## STATED TASK
Provide an exact copy of the data, excluding the images.

+===+

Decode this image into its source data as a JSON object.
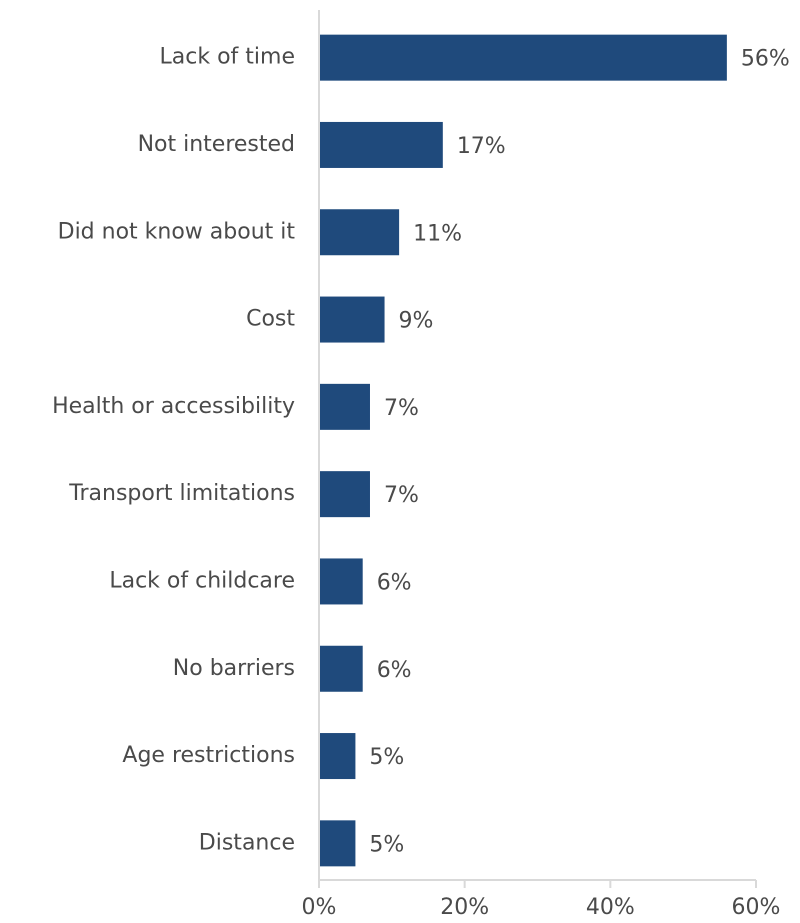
{
  "chart_data": {
    "type": "bar",
    "orientation": "horizontal",
    "categories": [
      "Lack of time",
      "Not interested",
      "Did not know about it",
      "Cost",
      "Health or accessibility",
      "Transport limitations",
      "Lack of childcare",
      "No barriers",
      "Age restrictions",
      "Distance"
    ],
    "values": [
      56,
      17,
      11,
      9,
      7,
      7,
      6,
      6,
      5,
      5
    ],
    "value_labels": [
      "56%",
      "17%",
      "11%",
      "9%",
      "7%",
      "7%",
      "6%",
      "6%",
      "5%",
      "5%"
    ],
    "xlim": [
      0,
      60
    ],
    "xticks": [
      0,
      20,
      40,
      60
    ],
    "xtick_labels": [
      "0%",
      "20%",
      "40%",
      "60%"
    ],
    "grid": false,
    "bar_color": "#1f4a7c",
    "axis_color": "#d9d9d9",
    "text_color": "#4a4a4a"
  }
}
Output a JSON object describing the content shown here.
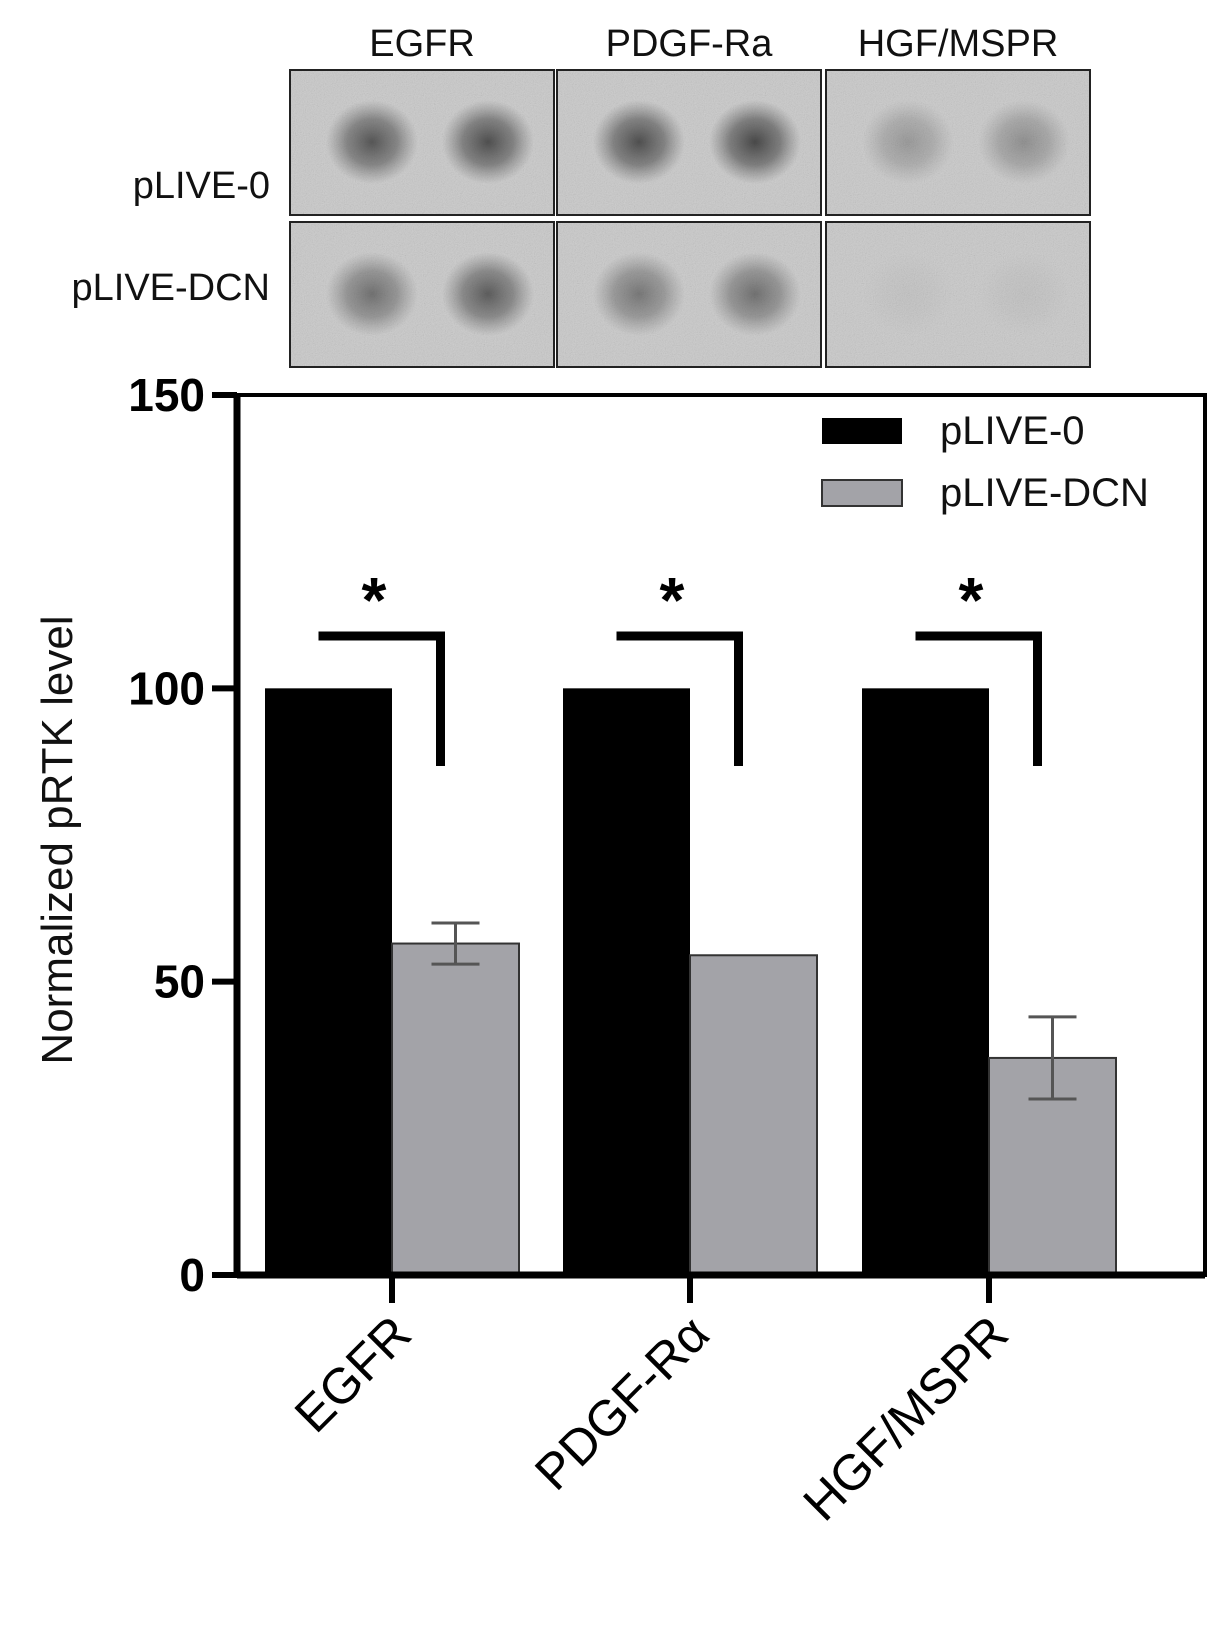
{
  "blot": {
    "column_labels": [
      "EGFR",
      "PDGF-Ra",
      "HGF/MSPR"
    ],
    "row_labels": [
      "pLIVE-0",
      "pLIVE-DCN"
    ],
    "spot_intensity": [
      [
        0.85,
        0.9,
        0.9,
        0.95,
        0.35,
        0.42
      ],
      [
        0.65,
        0.8,
        0.6,
        0.65,
        0.05,
        0.06
      ]
    ]
  },
  "chart_data": {
    "type": "bar",
    "categories": [
      "EGFR",
      "PDGF-Rα",
      "HGF/MSPR"
    ],
    "series": [
      {
        "name": "pLIVE-0",
        "values": [
          100,
          100,
          100
        ],
        "errors": [
          0,
          0,
          0
        ],
        "color": "#000000"
      },
      {
        "name": "pLIVE-DCN",
        "values": [
          56.5,
          54.5,
          37
        ],
        "errors": [
          3.5,
          0,
          7
        ],
        "color": "#a3a3a8"
      }
    ],
    "ylabel": "Normalized pRTK level",
    "xlabel": "",
    "ylim": [
      0,
      150
    ],
    "yticks": [
      0,
      50,
      100,
      150
    ],
    "legend_position": "top-right",
    "significance": [
      {
        "category": "EGFR",
        "label": "*"
      },
      {
        "category": "PDGF-Rα",
        "label": "*"
      },
      {
        "category": "HGF/MSPR",
        "label": "*"
      }
    ]
  }
}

+===+

## OUTPUT BELOW
Decode this image into its source data as a JSON object.
{
  "chart_data": {
    "type": "bar",
    "orientation": "horizontal",
    "categories": [
      "Lack of time",
      "Not interested",
      "Did not know about it",
      "Cost",
      "Health or accessibility",
      "Transport limitations",
      "Lack of childcare",
      "No barriers",
      "Age restrictions",
      "Distance"
    ],
    "values": [
      56,
      17,
      11,
      9,
      7,
      7,
      6,
      6,
      5,
      5
    ],
    "value_labels": [
      "56%",
      "17%",
      "11%",
      "9%",
      "7%",
      "7%",
      "6%",
      "6%",
      "5%",
      "5%"
    ],
    "xlim": [
      0,
      60
    ],
    "xticks": [
      0,
      20,
      40,
      60
    ],
    "xtick_labels": [
      "0%",
      "20%",
      "40%",
      "60%"
    ],
    "grid": false,
    "bar_color": "#1f4a7c",
    "axis_color": "#d9d9d9",
    "text_color": "#4a4a4a"
  }
}
Output a JSON object describing the content shown here.
{
  "blot": {
    "column_labels": [
      "EGFR",
      "PDGF-Ra",
      "HGF/MSPR"
    ],
    "row_labels": [
      "pLIVE-0",
      "pLIVE-DCN"
    ],
    "spot_intensity": [
      [
        0.85,
        0.9,
        0.9,
        0.95,
        0.35,
        0.42
      ],
      [
        0.65,
        0.8,
        0.6,
        0.65,
        0.05,
        0.06
      ]
    ]
  },
  "chart_data": {
    "type": "bar",
    "categories": [
      "EGFR",
      "PDGF-Rα",
      "HGF/MSPR"
    ],
    "series": [
      {
        "name": "pLIVE-0",
        "values": [
          100,
          100,
          100
        ],
        "errors": [
          0,
          0,
          0
        ],
        "color": "#000000"
      },
      {
        "name": "pLIVE-DCN",
        "values": [
          56.5,
          54.5,
          37
        ],
        "errors": [
          3.5,
          0,
          7
        ],
        "color": "#a3a3a8"
      }
    ],
    "ylabel": "Normalized pRTK level",
    "xlabel": "",
    "ylim": [
      0,
      150
    ],
    "yticks": [
      0,
      50,
      100,
      150
    ],
    "legend_position": "top-right",
    "significance": [
      {
        "category": "EGFR",
        "label": "*"
      },
      {
        "category": "PDGF-Rα",
        "label": "*"
      },
      {
        "category": "HGF/MSPR",
        "label": "*"
      }
    ]
  }
}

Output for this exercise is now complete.